--- BEGIN Given data ---

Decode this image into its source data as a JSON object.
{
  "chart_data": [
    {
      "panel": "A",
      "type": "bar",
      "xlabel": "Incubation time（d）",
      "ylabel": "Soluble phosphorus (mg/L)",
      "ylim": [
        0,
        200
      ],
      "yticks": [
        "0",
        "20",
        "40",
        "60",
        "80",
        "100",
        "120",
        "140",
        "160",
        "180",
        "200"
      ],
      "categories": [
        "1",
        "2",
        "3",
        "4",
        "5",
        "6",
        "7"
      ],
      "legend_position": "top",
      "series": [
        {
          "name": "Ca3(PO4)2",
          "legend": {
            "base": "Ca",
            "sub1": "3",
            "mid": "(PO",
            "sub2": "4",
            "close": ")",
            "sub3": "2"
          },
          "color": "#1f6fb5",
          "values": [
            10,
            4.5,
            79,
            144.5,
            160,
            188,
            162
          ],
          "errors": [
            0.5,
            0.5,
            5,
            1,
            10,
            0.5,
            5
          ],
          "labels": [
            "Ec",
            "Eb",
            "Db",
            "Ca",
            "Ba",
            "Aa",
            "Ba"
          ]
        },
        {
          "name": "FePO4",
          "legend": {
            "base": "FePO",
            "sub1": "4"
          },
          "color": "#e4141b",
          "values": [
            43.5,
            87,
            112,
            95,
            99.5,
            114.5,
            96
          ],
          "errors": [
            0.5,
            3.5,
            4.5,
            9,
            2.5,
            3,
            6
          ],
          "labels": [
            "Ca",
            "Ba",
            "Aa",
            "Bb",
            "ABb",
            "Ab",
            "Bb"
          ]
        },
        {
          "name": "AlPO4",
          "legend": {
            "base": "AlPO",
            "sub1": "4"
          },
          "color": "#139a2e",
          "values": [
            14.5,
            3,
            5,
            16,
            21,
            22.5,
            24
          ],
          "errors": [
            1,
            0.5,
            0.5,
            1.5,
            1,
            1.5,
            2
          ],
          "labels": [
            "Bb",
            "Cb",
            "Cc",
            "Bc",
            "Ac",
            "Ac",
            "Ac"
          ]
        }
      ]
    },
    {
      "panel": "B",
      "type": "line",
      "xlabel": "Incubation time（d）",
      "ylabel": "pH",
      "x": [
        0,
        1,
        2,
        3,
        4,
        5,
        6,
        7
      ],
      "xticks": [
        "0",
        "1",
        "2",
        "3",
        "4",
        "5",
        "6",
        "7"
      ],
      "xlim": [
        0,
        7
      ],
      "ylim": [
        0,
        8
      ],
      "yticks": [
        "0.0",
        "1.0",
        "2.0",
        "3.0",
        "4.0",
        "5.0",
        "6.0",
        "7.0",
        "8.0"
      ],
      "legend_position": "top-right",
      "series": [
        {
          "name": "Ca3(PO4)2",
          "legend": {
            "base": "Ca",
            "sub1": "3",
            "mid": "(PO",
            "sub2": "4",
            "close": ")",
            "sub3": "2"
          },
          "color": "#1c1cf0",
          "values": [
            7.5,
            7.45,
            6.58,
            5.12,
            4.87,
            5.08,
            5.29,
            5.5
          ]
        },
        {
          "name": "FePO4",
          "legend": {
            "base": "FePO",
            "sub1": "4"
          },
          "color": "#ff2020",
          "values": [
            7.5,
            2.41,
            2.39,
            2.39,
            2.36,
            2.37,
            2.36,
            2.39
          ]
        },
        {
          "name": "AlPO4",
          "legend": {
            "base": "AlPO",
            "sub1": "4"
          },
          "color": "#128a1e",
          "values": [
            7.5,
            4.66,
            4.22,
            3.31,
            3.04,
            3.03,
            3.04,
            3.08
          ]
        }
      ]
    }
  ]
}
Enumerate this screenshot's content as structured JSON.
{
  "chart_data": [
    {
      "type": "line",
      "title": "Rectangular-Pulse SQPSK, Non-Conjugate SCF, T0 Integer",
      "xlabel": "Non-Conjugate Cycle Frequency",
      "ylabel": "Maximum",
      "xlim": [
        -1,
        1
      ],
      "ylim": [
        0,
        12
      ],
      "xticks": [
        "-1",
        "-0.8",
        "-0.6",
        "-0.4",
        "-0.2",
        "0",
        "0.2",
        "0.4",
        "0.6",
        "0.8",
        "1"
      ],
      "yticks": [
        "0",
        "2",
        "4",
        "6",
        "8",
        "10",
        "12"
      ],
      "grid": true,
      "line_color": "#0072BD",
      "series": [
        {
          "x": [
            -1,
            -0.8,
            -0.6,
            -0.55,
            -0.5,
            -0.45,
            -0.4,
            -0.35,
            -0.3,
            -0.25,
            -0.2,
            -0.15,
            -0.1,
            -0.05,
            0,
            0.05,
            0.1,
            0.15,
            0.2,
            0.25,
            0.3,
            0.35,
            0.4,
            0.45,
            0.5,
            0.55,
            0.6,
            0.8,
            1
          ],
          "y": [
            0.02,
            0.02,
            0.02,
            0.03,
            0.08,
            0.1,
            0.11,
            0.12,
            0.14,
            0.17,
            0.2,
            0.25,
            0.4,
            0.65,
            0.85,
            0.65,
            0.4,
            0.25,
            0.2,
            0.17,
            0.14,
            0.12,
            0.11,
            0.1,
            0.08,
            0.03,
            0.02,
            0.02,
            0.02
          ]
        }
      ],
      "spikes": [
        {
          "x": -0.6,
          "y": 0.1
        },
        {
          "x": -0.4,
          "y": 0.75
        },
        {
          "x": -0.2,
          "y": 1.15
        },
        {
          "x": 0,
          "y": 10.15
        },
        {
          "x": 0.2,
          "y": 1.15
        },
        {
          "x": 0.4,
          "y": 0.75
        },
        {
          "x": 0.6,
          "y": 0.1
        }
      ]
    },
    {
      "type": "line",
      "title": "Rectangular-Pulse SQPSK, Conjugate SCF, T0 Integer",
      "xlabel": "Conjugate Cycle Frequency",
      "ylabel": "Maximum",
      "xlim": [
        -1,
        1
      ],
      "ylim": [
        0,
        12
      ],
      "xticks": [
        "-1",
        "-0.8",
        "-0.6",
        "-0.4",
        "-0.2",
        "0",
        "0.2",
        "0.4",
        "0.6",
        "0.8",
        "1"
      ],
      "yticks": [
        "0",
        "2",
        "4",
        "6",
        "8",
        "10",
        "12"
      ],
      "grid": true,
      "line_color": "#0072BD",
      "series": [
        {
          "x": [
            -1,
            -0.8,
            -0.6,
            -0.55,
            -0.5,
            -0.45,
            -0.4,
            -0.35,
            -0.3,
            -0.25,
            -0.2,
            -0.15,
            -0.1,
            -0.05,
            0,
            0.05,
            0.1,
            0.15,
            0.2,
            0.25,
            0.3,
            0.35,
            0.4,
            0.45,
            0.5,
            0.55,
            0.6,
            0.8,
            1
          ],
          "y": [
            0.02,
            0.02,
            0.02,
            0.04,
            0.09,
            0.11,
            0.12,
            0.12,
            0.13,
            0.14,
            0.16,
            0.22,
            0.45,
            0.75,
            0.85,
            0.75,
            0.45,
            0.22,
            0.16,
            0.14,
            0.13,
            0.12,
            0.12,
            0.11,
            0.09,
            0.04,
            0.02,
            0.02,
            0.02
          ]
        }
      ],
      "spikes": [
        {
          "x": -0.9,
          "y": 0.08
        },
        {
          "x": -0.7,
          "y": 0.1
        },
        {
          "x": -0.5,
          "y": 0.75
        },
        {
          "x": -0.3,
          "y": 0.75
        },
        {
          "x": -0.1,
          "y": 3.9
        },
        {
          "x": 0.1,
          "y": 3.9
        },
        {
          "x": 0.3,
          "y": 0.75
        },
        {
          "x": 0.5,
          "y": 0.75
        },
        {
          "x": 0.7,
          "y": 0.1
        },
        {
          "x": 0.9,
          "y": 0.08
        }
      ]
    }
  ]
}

--- END Given data ---

- **Task objective**: Quote all the records. Keep every word exact.

- **Full solution**:
Decode this image into its source data as a JSON object.
{
  "chart_data": [
    {
      "panel": "A",
      "type": "bar",
      "xlabel": "Incubation time（d）",
      "ylabel": "Soluble phosphorus (mg/L)",
      "ylim": [
        0,
        200
      ],
      "yticks": [
        "0",
        "20",
        "40",
        "60",
        "80",
        "100",
        "120",
        "140",
        "160",
        "180",
        "200"
      ],
      "categories": [
        "1",
        "2",
        "3",
        "4",
        "5",
        "6",
        "7"
      ],
      "legend_position": "top",
      "series": [
        {
          "name": "Ca3(PO4)2",
          "legend": {
            "base": "Ca",
            "sub1": "3",
            "mid": "(PO",
            "sub2": "4",
            "close": ")",
            "sub3": "2"
          },
          "color": "#1f6fb5",
          "values": [
            10,
            4.5,
            79,
            144.5,
            160,
            188,
            162
          ],
          "errors": [
            0.5,
            0.5,
            5,
            1,
            10,
            0.5,
            5
          ],
          "labels": [
            "Ec",
            "Eb",
            "Db",
            "Ca",
            "Ba",
            "Aa",
            "Ba"
          ]
        },
        {
          "name": "FePO4",
          "legend": {
            "base": "FePO",
            "sub1": "4"
          },
          "color": "#e4141b",
          "values": [
            43.5,
            87,
            112,
            95,
            99.5,
            114.5,
            96
          ],
          "errors": [
            0.5,
            3.5,
            4.5,
            9,
            2.5,
            3,
            6
          ],
          "labels": [
            "Ca",
            "Ba",
            "Aa",
            "Bb",
            "ABb",
            "Ab",
            "Bb"
          ]
        },
        {
          "name": "AlPO4",
          "legend": {
            "base": "AlPO",
            "sub1": "4"
          },
          "color": "#139a2e",
          "values": [
            14.5,
            3,
            5,
            16,
            21,
            22.5,
            24
          ],
          "errors": [
            1,
            0.5,
            0.5,
            1.5,
            1,
            1.5,
            2
          ],
          "labels": [
            "Bb",
            "Cb",
            "Cc",
            "Bc",
            "Ac",
            "Ac",
            "Ac"
          ]
        }
      ]
    },
    {
      "panel": "B",
      "type": "line",
      "xlabel": "Incubation time（d）",
      "ylabel": "pH",
      "x": [
        0,
        1,
        2,
        3,
        4,
        5,
        6,
        7
      ],
      "xticks": [
        "0",
        "1",
        "2",
        "3",
        "4",
        "5",
        "6",
        "7"
      ],
      "xlim": [
        0,
        7
      ],
      "ylim": [
        0,
        8
      ],
      "yticks": [
        "0.0",
        "1.0",
        "2.0",
        "3.0",
        "4.0",
        "5.0",
        "6.0",
        "7.0",
        "8.0"
      ],
      "legend_position": "top-right",
      "series": [
        {
          "name": "Ca3(PO4)2",
          "legend": {
            "base": "Ca",
            "sub1": "3",
            "mid": "(PO",
            "sub2": "4",
            "close": ")",
            "sub3": "2"
          },
          "color": "#1c1cf0",
          "values": [
            7.5,
            7.45,
            6.58,
            5.12,
            4.87,
            5.08,
            5.29,
            5.5
          ]
        },
        {
          "name": "FePO4",
          "legend": {
            "base": "FePO",
            "sub1": "4"
          },
          "color": "#ff2020",
          "values": [
            7.5,
            2.41,
            2.39,
            2.39,
            2.36,
            2.37,
            2.36,
            2.39
          ]
        },
        {
          "name": "AlPO4",
          "legend": {
            "base": "AlPO",
            "sub1": "4"
          },
          "color": "#128a1e",
          "values": [
            7.5,
            4.66,
            4.22,
            3.31,
            3.04,
            3.03,
            3.04,
            3.08
          ]
        }
      ]
    }
  ]
}
Enumerate this screenshot's content as structured JSON.
{
  "chart_data": [
    {
      "type": "line",
      "title": "Rectangular-Pulse SQPSK, Non-Conjugate SCF, T0 Integer",
      "xlabel": "Non-Conjugate Cycle Frequency",
      "ylabel": "Maximum",
      "xlim": [
        -1,
        1
      ],
      "ylim": [
        0,
        12
      ],
      "xticks": [
        "-1",
        "-0.8",
        "-0.6",
        "-0.4",
        "-0.2",
        "0",
        "0.2",
        "0.4",
        "0.6",
        "0.8",
        "1"
      ],
      "yticks": [
        "0",
        "2",
        "4",
        "6",
        "8",
        "10",
        "12"
      ],
      "grid": true,
      "line_color": "#0072BD",
      "series": [
        {
          "x": [
            -1,
            -0.8,
            -0.6,
            -0.55,
            -0.5,
            -0.45,
            -0.4,
            -0.35,
            -0.3,
            -0.25,
            -0.2,
            -0.15,
            -0.1,
            -0.05,
            0,
            0.05,
            0.1,
            0.15,
            0.2,
            0.25,
            0.3,
            0.35,
            0.4,
            0.45,
            0.5,
            0.55,
            0.6,
            0.8,
            1
          ],
          "y": [
            0.02,
            0.02,
            0.02,
            0.03,
            0.08,
            0.1,
            0.11,
            0.12,
            0.14,
            0.17,
            0.2,
            0.25,
            0.4,
            0.65,
            0.85,
            0.65,
            0.4,
            0.25,
            0.2,
            0.17,
            0.14,
            0.12,
            0.11,
            0.1,
            0.08,
            0.03,
            0.02,
            0.02,
            0.02
          ]
        }
      ],
      "spikes": [
        {
          "x": -0.6,
          "y": 0.1
        },
        {
          "x": -0.4,
          "y": 0.75
        },
        {
          "x": -0.2,
          "y": 1.15
        },
        {
          "x": 0,
          "y": 10.15
        },
        {
          "x": 0.2,
          "y": 1.15
        },
        {
          "x": 0.4,
          "y": 0.75
        },
        {
          "x": 0.6,
          "y": 0.1
        }
      ]
    },
    {
      "type": "line",
      "title": "Rectangular-Pulse SQPSK, Conjugate SCF, T0 Integer",
      "xlabel": "Conjugate Cycle Frequency",
      "ylabel": "Maximum",
      "xlim": [
        -1,
        1
      ],
      "ylim": [
        0,
        12
      ],
      "xticks": [
        "-1",
        "-0.8",
        "-0.6",
        "-0.4",
        "-0.2",
        "0",
        "0.2",
        "0.4",
        "0.6",
        "0.8",
        "1"
      ],
      "yticks": [
        "0",
        "2",
        "4",
        "6",
        "8",
        "10",
        "12"
      ],
      "grid": true,
      "line_color": "#0072BD",
      "series": [
        {
          "x": [
            -1,
            -0.8,
            -0.6,
            -0.55,
            -0.5,
            -0.45,
            -0.4,
            -0.35,
            -0.3,
            -0.25,
            -0.2,
            -0.15,
            -0.1,
            -0.05,
            0,
            0.05,
            0.1,
            0.15,
            0.2,
            0.25,
            0.3,
            0.35,
            0.4,
            0.45,
            0.5,
            0.55,
            0.6,
            0.8,
            1
          ],
          "y": [
            0.02,
            0.02,
            0.02,
            0.04,
            0.09,
            0.11,
            0.12,
            0.12,
            0.13,
            0.14,
            0.16,
            0.22,
            0.45,
            0.75,
            0.85,
            0.75,
            0.45,
            0.22,
            0.16,
            0.14,
            0.13,
            0.12,
            0.12,
            0.11,
            0.09,
            0.04,
            0.02,
            0.02,
            0.02
          ]
        }
      ],
      "spikes": [
        {
          "x": -0.9,
          "y": 0.08
        },
        {
          "x": -0.7,
          "y": 0.1
        },
        {
          "x": -0.5,
          "y": 0.75
        },
        {
          "x": -0.3,
          "y": 0.75
        },
        {
          "x": -0.1,
          "y": 3.9
        },
        {
          "x": 0.1,
          "y": 3.9
        },
        {
          "x": 0.3,
          "y": 0.75
        },
        {
          "x": 0.5,
          "y": 0.75
        },
        {
          "x": 0.7,
          "y": 0.1
        },
        {
          "x": 0.9,
          "y": 0.08
        }
      ]
    }
  ]
}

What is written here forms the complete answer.